---- Listed records
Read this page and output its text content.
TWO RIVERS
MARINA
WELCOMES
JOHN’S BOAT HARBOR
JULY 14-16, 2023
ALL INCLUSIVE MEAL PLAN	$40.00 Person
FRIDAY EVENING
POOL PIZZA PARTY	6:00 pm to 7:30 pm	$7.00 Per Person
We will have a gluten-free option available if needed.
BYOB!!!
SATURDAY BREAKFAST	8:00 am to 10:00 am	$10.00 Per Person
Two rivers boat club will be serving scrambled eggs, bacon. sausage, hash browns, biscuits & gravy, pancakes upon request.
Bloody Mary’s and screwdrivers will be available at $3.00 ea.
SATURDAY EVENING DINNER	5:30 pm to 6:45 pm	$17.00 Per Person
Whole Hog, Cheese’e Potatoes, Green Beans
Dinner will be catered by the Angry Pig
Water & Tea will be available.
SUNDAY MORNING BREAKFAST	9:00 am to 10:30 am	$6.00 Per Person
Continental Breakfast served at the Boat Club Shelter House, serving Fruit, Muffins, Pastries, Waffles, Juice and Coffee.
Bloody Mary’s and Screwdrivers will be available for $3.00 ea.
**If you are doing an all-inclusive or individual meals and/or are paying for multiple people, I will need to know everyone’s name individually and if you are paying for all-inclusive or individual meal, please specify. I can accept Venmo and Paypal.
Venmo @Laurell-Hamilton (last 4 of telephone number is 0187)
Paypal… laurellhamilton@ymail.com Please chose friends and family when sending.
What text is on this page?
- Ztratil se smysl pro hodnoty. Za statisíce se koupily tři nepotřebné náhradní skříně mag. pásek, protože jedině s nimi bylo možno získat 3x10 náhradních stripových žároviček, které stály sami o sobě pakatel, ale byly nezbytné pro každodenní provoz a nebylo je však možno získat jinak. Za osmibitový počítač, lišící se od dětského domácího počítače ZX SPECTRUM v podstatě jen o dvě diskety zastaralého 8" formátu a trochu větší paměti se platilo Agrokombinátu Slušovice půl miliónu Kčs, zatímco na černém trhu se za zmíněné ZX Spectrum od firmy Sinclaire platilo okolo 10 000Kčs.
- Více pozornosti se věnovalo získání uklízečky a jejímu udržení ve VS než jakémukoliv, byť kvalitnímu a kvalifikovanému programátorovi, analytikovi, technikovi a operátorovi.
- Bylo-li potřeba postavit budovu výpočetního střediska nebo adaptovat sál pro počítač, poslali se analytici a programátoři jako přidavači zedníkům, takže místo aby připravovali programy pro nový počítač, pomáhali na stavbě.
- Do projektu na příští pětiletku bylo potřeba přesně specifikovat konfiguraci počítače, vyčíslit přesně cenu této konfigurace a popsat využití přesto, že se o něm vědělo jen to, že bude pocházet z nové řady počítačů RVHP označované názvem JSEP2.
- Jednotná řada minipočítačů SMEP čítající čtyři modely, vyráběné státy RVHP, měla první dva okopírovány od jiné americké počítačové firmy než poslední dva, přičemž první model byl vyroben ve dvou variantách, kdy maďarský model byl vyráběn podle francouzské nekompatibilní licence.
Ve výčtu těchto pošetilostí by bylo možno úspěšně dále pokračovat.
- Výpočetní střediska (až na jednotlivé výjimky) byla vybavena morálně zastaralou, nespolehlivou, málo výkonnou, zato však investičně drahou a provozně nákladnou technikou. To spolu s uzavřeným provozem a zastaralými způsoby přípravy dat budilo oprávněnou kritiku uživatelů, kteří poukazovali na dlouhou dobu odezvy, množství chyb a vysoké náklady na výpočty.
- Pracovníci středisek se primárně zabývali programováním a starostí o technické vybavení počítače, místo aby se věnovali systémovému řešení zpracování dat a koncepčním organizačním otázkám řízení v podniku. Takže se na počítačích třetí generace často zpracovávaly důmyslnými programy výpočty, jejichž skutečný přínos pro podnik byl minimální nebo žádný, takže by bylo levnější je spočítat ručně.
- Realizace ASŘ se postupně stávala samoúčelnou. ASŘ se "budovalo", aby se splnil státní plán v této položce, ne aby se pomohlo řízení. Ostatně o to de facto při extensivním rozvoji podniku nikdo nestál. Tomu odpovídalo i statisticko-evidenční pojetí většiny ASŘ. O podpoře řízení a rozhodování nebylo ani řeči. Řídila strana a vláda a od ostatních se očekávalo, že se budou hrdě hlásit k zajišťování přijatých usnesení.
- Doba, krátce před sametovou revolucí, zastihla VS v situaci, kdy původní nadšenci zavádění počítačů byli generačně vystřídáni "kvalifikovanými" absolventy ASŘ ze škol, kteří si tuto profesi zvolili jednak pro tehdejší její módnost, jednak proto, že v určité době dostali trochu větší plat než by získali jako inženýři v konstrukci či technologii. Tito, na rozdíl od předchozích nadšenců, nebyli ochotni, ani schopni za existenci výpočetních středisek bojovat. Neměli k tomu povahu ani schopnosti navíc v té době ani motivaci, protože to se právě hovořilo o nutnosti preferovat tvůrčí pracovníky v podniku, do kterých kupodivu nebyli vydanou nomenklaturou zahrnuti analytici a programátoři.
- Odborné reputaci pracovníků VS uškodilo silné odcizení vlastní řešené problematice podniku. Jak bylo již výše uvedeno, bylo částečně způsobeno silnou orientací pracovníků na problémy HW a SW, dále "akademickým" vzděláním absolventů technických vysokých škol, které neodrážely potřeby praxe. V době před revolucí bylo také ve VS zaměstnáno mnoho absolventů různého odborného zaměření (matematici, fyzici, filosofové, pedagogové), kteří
--------
Task prompt:
Read the entries and show each line that mentions "firmy".

Worked answer:
- Ztratil se smysl pro hodnoty. Za statisíce se koupily tři nepotřebné náhradní skříně mag. pásek, protože jedině s nimi bylo možno získat 3x10 náhradních stripových žároviček, které stály sami o sobě pakatel, ale byly nezbytné pro každodenní provoz a nebylo je však možno získat jinak. Za osmibitový počítač, lišící se od dětského domácího počítače ZX SPECTRUM v podstatě jen o dvě diskety zastaralého 8" formátu a trochu větší paměti se platilo Agrokombinátu Slušovice půl miliónu Kčs, zatímco na černém trhu se za zmíněné ZX Spectrum od firmy Sinclaire platilo okolo 10 000Kčs.
- Jednotná řada minipočítačů SMEP čítající čtyři modely, vyráběné státy RVHP, měla první dva okopírovány od jiné americké počítačové firmy než poslední dva, přičemž první model byl vyroben ve dvou variantách, kdy maďarský model byl vyráběn podle francouzské nekompatibilní licence.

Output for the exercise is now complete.